Data listing:
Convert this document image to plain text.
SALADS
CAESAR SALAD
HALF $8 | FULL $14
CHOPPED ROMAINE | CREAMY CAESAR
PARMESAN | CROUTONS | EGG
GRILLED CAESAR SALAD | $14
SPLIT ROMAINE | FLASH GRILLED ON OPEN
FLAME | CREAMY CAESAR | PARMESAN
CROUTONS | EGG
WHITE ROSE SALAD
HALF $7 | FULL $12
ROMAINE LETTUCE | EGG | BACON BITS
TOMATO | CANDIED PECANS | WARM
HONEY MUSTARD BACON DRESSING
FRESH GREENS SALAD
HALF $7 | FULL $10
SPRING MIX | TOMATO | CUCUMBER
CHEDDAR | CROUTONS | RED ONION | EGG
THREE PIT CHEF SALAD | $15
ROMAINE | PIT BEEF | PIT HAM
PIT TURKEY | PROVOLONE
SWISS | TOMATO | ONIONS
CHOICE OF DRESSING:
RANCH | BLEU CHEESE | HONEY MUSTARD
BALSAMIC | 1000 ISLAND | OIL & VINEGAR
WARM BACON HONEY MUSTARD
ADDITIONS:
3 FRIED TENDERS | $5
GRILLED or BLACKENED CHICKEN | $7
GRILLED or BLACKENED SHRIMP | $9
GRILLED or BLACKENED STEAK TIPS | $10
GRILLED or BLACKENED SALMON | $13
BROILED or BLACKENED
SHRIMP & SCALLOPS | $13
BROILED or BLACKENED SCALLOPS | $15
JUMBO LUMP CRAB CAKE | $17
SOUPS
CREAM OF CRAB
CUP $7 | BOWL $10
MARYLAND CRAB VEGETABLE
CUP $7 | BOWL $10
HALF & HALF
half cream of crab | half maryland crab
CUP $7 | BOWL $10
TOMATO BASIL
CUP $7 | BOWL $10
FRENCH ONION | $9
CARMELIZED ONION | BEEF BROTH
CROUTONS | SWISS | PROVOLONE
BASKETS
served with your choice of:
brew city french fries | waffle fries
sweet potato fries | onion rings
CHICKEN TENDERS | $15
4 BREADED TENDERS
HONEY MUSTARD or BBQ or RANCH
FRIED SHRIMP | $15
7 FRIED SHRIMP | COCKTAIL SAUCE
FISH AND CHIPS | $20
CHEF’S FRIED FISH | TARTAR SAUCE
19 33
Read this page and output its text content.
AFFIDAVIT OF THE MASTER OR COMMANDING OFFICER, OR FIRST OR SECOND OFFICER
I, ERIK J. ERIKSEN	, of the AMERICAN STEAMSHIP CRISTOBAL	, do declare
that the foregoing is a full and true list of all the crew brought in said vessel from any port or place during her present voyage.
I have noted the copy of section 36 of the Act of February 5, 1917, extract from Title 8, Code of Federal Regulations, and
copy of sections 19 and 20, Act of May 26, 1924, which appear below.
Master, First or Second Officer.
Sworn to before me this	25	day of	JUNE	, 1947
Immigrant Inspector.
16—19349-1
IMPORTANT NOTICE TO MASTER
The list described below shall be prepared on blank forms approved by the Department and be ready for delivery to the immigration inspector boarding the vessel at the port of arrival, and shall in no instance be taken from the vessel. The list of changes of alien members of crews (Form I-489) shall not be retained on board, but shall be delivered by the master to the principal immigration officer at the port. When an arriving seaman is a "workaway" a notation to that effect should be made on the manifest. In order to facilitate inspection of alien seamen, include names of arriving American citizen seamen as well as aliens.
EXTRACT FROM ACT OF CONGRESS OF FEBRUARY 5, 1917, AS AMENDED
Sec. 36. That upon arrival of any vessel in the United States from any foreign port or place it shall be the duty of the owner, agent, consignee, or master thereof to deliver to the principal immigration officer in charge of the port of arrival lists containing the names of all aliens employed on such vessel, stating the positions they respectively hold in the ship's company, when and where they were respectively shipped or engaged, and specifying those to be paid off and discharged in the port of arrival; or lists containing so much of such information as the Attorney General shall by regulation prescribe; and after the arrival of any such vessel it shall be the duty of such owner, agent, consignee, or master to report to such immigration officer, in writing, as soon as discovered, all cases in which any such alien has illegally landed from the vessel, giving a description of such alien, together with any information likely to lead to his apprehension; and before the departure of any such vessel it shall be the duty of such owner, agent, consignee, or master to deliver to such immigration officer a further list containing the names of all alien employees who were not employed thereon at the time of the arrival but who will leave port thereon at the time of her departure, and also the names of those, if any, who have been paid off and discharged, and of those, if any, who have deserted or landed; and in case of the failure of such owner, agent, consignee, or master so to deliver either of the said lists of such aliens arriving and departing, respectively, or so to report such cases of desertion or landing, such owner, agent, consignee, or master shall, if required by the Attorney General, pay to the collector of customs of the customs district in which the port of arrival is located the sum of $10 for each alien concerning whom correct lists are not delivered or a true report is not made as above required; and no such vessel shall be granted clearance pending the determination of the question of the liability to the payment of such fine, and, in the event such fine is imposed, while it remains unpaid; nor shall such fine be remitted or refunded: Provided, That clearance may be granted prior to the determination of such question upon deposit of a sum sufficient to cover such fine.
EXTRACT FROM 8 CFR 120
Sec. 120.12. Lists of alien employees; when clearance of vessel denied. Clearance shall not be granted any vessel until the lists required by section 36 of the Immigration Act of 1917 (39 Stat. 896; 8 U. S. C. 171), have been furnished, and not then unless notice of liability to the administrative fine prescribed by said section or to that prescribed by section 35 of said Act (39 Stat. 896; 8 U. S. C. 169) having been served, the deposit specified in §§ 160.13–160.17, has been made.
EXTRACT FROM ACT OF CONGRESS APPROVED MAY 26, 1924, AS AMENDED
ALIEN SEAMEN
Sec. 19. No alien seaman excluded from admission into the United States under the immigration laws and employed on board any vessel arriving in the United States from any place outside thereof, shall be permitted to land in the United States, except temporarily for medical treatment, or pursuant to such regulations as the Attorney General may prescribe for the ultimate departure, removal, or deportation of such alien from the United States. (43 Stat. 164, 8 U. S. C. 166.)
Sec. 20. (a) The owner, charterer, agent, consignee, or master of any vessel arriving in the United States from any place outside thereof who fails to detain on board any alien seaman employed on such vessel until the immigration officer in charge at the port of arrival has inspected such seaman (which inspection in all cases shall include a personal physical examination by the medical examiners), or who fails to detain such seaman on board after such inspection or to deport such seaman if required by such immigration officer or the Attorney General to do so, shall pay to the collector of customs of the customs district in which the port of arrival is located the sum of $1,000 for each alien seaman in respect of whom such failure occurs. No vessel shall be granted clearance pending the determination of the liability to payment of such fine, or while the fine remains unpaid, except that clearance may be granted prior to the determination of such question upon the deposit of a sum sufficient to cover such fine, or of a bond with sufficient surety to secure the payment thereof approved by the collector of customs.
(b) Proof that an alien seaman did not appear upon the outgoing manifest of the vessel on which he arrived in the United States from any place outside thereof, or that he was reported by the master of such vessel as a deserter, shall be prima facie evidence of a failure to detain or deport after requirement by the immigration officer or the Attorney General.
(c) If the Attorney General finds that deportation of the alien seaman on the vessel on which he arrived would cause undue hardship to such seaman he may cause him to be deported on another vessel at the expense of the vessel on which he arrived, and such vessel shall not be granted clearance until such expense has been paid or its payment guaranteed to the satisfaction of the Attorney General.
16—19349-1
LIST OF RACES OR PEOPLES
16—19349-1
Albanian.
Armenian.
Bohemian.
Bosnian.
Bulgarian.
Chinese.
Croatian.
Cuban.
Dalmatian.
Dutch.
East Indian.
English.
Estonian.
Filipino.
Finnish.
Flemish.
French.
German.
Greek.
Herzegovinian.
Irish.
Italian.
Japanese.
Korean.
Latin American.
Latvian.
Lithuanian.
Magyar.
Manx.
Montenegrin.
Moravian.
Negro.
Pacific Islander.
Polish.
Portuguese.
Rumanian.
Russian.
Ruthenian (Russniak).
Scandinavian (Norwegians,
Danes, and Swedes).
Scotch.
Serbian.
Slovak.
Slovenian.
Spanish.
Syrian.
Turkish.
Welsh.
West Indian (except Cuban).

Given problem: Pull out all lines of the data with the string "CAESAR".

Correct result:
CAESAR SALAD
CHOPPED ROMAINE | CREAMY CAESAR
GRILLED CAESAR SALAD | $14
FLAME | CREAMY CAESAR | PARMESAN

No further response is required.